Task brief » Read through the records below and copy each line that uses the word "data".

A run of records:
──────────

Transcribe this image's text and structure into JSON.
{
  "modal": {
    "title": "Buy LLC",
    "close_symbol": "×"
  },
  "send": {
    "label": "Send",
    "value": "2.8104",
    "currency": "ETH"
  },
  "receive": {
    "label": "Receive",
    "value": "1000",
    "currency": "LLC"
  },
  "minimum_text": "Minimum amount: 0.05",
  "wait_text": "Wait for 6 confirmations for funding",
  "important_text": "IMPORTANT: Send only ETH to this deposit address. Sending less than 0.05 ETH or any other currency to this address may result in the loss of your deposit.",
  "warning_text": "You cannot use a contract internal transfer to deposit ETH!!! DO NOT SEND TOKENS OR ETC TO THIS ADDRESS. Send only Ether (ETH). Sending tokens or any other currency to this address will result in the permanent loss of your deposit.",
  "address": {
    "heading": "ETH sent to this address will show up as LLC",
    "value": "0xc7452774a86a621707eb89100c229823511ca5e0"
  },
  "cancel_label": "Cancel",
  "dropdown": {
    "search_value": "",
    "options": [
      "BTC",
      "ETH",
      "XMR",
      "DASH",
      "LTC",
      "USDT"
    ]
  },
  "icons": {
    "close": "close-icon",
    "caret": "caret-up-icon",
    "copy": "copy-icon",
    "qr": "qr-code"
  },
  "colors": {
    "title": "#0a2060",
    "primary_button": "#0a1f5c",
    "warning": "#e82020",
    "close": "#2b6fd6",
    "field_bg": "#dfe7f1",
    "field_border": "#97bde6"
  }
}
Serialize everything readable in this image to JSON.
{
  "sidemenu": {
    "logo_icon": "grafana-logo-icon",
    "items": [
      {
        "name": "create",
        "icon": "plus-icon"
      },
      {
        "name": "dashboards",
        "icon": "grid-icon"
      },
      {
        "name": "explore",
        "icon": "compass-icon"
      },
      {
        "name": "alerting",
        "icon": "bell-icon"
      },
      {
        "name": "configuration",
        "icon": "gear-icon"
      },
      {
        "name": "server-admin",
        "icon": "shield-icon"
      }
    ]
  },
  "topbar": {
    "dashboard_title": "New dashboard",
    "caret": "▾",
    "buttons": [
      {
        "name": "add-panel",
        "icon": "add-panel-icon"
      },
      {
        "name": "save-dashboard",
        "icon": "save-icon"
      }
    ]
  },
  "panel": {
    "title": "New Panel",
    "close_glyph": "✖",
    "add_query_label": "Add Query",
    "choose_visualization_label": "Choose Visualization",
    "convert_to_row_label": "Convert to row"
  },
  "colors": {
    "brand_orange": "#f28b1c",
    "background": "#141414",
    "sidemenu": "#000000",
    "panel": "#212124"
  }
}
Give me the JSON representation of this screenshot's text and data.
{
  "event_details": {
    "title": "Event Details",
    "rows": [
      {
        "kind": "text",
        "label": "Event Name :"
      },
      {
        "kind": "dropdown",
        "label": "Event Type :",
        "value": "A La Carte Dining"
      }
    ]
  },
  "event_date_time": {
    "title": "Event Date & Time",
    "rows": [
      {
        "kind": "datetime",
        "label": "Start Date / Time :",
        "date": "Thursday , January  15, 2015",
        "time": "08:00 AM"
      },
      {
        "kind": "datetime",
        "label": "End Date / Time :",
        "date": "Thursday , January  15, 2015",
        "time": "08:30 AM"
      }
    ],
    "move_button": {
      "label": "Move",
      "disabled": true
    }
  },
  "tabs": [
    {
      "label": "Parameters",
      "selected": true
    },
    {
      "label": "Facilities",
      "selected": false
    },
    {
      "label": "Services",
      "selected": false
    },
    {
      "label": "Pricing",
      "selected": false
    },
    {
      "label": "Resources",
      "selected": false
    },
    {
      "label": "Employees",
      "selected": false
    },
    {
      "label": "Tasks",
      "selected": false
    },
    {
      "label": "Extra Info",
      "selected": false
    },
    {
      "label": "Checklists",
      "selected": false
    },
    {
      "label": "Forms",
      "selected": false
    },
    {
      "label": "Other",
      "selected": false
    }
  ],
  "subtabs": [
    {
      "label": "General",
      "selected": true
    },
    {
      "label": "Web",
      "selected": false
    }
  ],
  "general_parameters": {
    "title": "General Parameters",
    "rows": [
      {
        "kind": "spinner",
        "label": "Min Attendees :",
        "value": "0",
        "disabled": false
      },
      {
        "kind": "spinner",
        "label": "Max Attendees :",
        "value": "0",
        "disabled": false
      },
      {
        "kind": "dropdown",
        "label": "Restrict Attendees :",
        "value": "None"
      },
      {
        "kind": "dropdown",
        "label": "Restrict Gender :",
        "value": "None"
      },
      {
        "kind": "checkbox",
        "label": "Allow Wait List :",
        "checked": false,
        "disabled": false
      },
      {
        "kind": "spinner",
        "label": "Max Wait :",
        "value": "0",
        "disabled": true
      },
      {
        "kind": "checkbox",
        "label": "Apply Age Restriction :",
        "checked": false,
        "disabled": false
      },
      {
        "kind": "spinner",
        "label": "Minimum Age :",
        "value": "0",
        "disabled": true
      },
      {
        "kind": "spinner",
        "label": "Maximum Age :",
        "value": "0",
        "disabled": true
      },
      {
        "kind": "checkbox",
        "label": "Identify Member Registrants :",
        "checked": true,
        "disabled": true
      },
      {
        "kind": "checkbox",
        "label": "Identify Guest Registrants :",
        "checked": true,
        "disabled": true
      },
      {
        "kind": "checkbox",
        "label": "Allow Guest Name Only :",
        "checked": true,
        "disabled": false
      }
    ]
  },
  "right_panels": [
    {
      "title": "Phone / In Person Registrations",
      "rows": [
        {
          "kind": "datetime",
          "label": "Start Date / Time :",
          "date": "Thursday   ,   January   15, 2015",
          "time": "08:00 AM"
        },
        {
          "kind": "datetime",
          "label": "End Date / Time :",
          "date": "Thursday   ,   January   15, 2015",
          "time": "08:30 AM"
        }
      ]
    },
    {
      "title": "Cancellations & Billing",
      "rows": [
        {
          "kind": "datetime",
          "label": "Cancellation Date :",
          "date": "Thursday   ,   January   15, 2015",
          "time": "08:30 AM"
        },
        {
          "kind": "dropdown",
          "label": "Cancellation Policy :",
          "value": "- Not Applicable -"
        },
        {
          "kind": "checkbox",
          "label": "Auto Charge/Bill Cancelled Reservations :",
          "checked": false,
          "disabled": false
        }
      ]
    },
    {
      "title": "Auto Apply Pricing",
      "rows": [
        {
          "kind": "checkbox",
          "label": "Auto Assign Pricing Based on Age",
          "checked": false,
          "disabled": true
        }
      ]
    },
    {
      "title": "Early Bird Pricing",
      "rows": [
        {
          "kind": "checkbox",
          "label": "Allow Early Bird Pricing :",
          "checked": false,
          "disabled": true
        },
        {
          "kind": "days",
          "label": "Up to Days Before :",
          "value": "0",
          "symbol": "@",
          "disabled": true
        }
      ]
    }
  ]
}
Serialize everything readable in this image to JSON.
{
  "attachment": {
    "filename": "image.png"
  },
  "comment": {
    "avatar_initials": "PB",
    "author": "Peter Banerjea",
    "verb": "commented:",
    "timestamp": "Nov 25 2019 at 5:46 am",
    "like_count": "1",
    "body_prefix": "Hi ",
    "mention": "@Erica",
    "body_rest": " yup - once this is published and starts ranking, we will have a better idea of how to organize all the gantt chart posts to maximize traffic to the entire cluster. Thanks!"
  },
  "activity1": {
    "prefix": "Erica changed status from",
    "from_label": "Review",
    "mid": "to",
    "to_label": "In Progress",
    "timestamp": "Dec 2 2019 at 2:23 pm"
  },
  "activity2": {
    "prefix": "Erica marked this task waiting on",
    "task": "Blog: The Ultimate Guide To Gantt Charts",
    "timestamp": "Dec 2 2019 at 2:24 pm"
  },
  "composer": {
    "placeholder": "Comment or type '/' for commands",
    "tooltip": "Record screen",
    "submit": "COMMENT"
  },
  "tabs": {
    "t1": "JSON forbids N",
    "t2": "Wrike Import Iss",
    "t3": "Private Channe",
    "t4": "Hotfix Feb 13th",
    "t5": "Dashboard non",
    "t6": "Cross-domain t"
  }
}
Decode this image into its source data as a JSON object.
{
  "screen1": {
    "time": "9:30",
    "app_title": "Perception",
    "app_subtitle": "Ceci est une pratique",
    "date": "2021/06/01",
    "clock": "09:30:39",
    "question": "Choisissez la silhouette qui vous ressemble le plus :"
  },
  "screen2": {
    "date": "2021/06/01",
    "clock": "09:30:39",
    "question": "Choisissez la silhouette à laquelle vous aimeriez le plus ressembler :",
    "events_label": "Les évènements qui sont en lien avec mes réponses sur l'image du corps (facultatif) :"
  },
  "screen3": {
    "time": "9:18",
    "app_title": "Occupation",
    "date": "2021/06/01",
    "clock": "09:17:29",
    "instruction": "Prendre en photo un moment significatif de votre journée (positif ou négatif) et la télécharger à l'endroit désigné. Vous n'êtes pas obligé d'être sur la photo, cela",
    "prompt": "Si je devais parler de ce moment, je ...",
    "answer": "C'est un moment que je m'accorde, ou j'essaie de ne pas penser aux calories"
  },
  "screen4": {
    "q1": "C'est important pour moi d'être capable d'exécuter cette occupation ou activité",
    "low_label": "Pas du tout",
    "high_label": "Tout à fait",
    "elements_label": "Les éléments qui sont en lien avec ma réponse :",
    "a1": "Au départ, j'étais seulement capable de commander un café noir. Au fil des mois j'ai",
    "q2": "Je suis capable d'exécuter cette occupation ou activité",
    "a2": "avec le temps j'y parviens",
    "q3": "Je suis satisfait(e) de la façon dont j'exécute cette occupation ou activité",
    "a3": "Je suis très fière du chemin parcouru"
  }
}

──────────

The response »
Give me the JSON representation of this screenshot's text and data.
Decode this image into its source data as a JSON object.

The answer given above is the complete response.